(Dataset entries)
□ □ □

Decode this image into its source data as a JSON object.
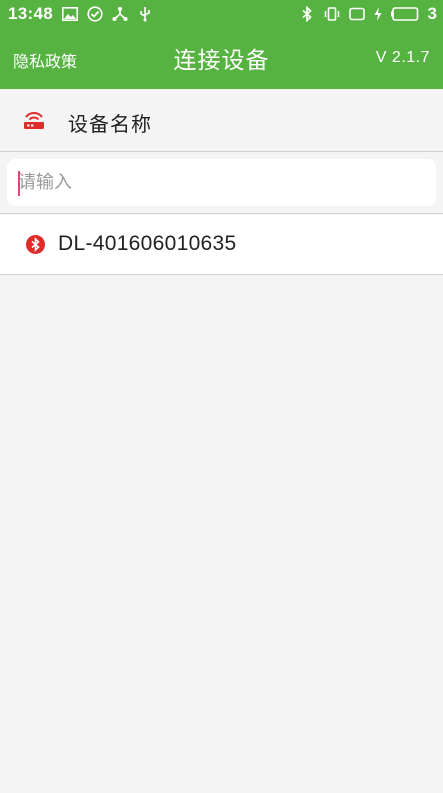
{
  "status_bar": {
    "time": "13:48",
    "battery_level": "3",
    "icons": [
      "image-icon",
      "check-circle-icon",
      "share-icon",
      "usb-icon",
      "bluetooth-icon",
      "vibrate-icon",
      "screen-icon",
      "charging-icon",
      "battery-icon"
    ]
  },
  "app_bar": {
    "privacy_label": "隐私政策",
    "title": "连接设备",
    "version": "V 2.1.7",
    "color": "#56b341"
  },
  "device_header": {
    "label": "设备名称",
    "icon": "router-icon",
    "icon_color": "#e02b2b"
  },
  "search": {
    "placeholder": "请输入",
    "value": ""
  },
  "devices": [
    {
      "name": "DL-401606010635",
      "icon": "bluetooth-badge-icon"
    }
  ]
}
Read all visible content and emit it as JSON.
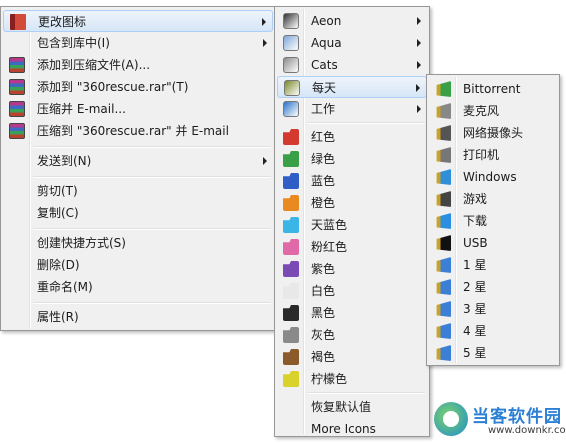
{
  "menu1": {
    "items": [
      {
        "label": "更改图标",
        "icon": "winrar-book-icon",
        "color": "#c0392b"
      },
      {
        "label": "包含到库中(I)"
      },
      {
        "label": "添加到压缩文件(A)...",
        "icon": "winrar-archive-icon"
      },
      {
        "label": "添加到 \"360rescue.rar\"(T)",
        "icon": "winrar-archive-icon"
      },
      {
        "label": "压缩并 E-mail...",
        "icon": "winrar-archive-icon"
      },
      {
        "label": "压缩到 \"360rescue.rar\" 并 E-mail",
        "icon": "winrar-archive-icon"
      },
      {
        "label": "发送到(N)"
      },
      {
        "label": "剪切(T)"
      },
      {
        "label": "复制(C)"
      },
      {
        "label": "创建快捷方式(S)"
      },
      {
        "label": "删除(D)"
      },
      {
        "label": "重命名(M)"
      },
      {
        "label": "属性(R)"
      }
    ]
  },
  "menu2": {
    "items": [
      {
        "label": "Aeon",
        "color": "#333333"
      },
      {
        "label": "Aqua",
        "color": "#7fa6d6"
      },
      {
        "label": "Cats",
        "color": "#8c8c8c"
      },
      {
        "label": "每天",
        "color": "#7a8a2a"
      },
      {
        "label": "工作",
        "color": "#2a74c8"
      },
      {
        "label": "红色",
        "color": "#d3392e"
      },
      {
        "label": "绿色",
        "color": "#3aa047"
      },
      {
        "label": "蓝色",
        "color": "#2f5fc6"
      },
      {
        "label": "橙色",
        "color": "#e88a1f"
      },
      {
        "label": "天蓝色",
        "color": "#3bb5e6"
      },
      {
        "label": "粉红色",
        "color": "#e06aa8"
      },
      {
        "label": "紫色",
        "color": "#7a4bb5"
      },
      {
        "label": "白色",
        "color": "#e8e8e8"
      },
      {
        "label": "黑色",
        "color": "#2a2a2a"
      },
      {
        "label": "灰色",
        "color": "#8a8a8a"
      },
      {
        "label": "褐色",
        "color": "#8a5a2b"
      },
      {
        "label": "柠檬色",
        "color": "#d8d22a"
      },
      {
        "label": "恢复默认值"
      },
      {
        "label": "More Icons"
      }
    ]
  },
  "menu3": {
    "items": [
      {
        "label": "Bittorrent",
        "color": "#3aa047"
      },
      {
        "label": "麦克风",
        "color": "#888888"
      },
      {
        "label": "网络摄像头",
        "color": "#555555"
      },
      {
        "label": "打印机",
        "color": "#777777"
      },
      {
        "label": "Windows",
        "color": "#2f8fd8"
      },
      {
        "label": "游戏",
        "color": "#444444"
      },
      {
        "label": "下载",
        "color": "#2a8fe0"
      },
      {
        "label": "USB",
        "color": "#111111"
      },
      {
        "label": "1 星",
        "color": "#3b7fd6"
      },
      {
        "label": "2 星",
        "color": "#3b7fd6"
      },
      {
        "label": "3 星",
        "color": "#3b7fd6"
      },
      {
        "label": "4 星",
        "color": "#3b7fd6"
      },
      {
        "label": "5 星",
        "color": "#3b7fd6"
      }
    ]
  },
  "watermark": {
    "title": "当客软件园",
    "url": "www.downkr.com"
  }
}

□ □ □

Set exercise. The records above must be printed exactly; the pictures stay out.

Answer to this exercise.
Decode this image into its source data as a JSON object.
{
  "status_bar": {
    "time": "13:48",
    "battery_level": "3",
    "icons": [
      "image-icon",
      "check-circle-icon",
      "share-icon",
      "usb-icon",
      "bluetooth-icon",
      "vibrate-icon",
      "screen-icon",
      "charging-icon",
      "battery-icon"
    ]
  },
  "app_bar": {
    "privacy_label": "隐私政策",
    "title": "连接设备",
    "version": "V 2.1.7",
    "color": "#56b341"
  },
  "device_header": {
    "label": "设备名称",
    "icon": "router-icon",
    "icon_color": "#e02b2b"
  },
  "search": {
    "placeholder": "请输入",
    "value": ""
  },
  "devices": [
    {
      "name": "DL-401606010635",
      "icon": "bluetooth-badge-icon"
    }
  ]
}
Read all visible content and emit it as JSON.
{
  "menu1": {
    "items": [
      {
        "label": "更改图标",
        "icon": "winrar-book-icon",
        "color": "#c0392b"
      },
      {
        "label": "包含到库中(I)"
      },
      {
        "label": "添加到压缩文件(A)...",
        "icon": "winrar-archive-icon"
      },
      {
        "label": "添加到 \"360rescue.rar\"(T)",
        "icon": "winrar-archive-icon"
      },
      {
        "label": "压缩并 E-mail...",
        "icon": "winrar-archive-icon"
      },
      {
        "label": "压缩到 \"360rescue.rar\" 并 E-mail",
        "icon": "winrar-archive-icon"
      },
      {
        "label": "发送到(N)"
      },
      {
        "label": "剪切(T)"
      },
      {
        "label": "复制(C)"
      },
      {
        "label": "创建快捷方式(S)"
      },
      {
        "label": "删除(D)"
      },
      {
        "label": "重命名(M)"
      },
      {
        "label": "属性(R)"
      }
    ]
  },
  "menu2": {
    "items": [
      {
        "label": "Aeon",
        "color": "#333333"
      },
      {
        "label": "Aqua",
        "color": "#7fa6d6"
      },
      {
        "label": "Cats",
        "color": "#8c8c8c"
      },
      {
        "label": "每天",
        "color": "#7a8a2a"
      },
      {
        "label": "工作",
        "color": "#2a74c8"
      },
      {
        "label": "红色",
        "color": "#d3392e"
      },
      {
        "label": "绿色",
        "color": "#3aa047"
      },
      {
        "label": "蓝色",
        "color": "#2f5fc6"
      },
      {
        "label": "橙色",
        "color": "#e88a1f"
      },
      {
        "label": "天蓝色",
        "color": "#3bb5e6"
      },
      {
        "label": "粉红色",
        "color": "#e06aa8"
      },
      {
        "label": "紫色",
        "color": "#7a4bb5"
      },
      {
        "label": "白色",
        "color": "#e8e8e8"
      },
      {
        "label": "黑色",
        "color": "#2a2a2a"
      },
      {
        "label": "灰色",
        "color": "#8a8a8a"
      },
      {
        "label": "褐色",
        "color": "#8a5a2b"
      },
      {
        "label": "柠檬色",
        "color": "#d8d22a"
      },
      {
        "label": "恢复默认值"
      },
      {
        "label": "More Icons"
      }
    ]
  },
  "menu3": {
    "items": [
      {
        "label": "Bittorrent",
        "color": "#3aa047"
      },
      {
        "label": "麦克风",
        "color": "#888888"
      },
      {
        "label": "网络摄像头",
        "color": "#555555"
      },
      {
        "label": "打印机",
        "color": "#777777"
      },
      {
        "label": "Windows",
        "color": "#2f8fd8"
      },
      {
        "label": "游戏",
        "color": "#444444"
      },
      {
        "label": "下载",
        "color": "#2a8fe0"
      },
      {
        "label": "USB",
        "color": "#111111"
      },
      {
        "label": "1 星",
        "color": "#3b7fd6"
      },
      {
        "label": "2 星",
        "color": "#3b7fd6"
      },
      {
        "label": "3 星",
        "color": "#3b7fd6"
      },
      {
        "label": "4 星",
        "color": "#3b7fd6"
      },
      {
        "label": "5 星",
        "color": "#3b7fd6"
      }
    ]
  },
  "watermark": {
    "title": "当客软件园",
    "url": "www.downkr.com"
  }
}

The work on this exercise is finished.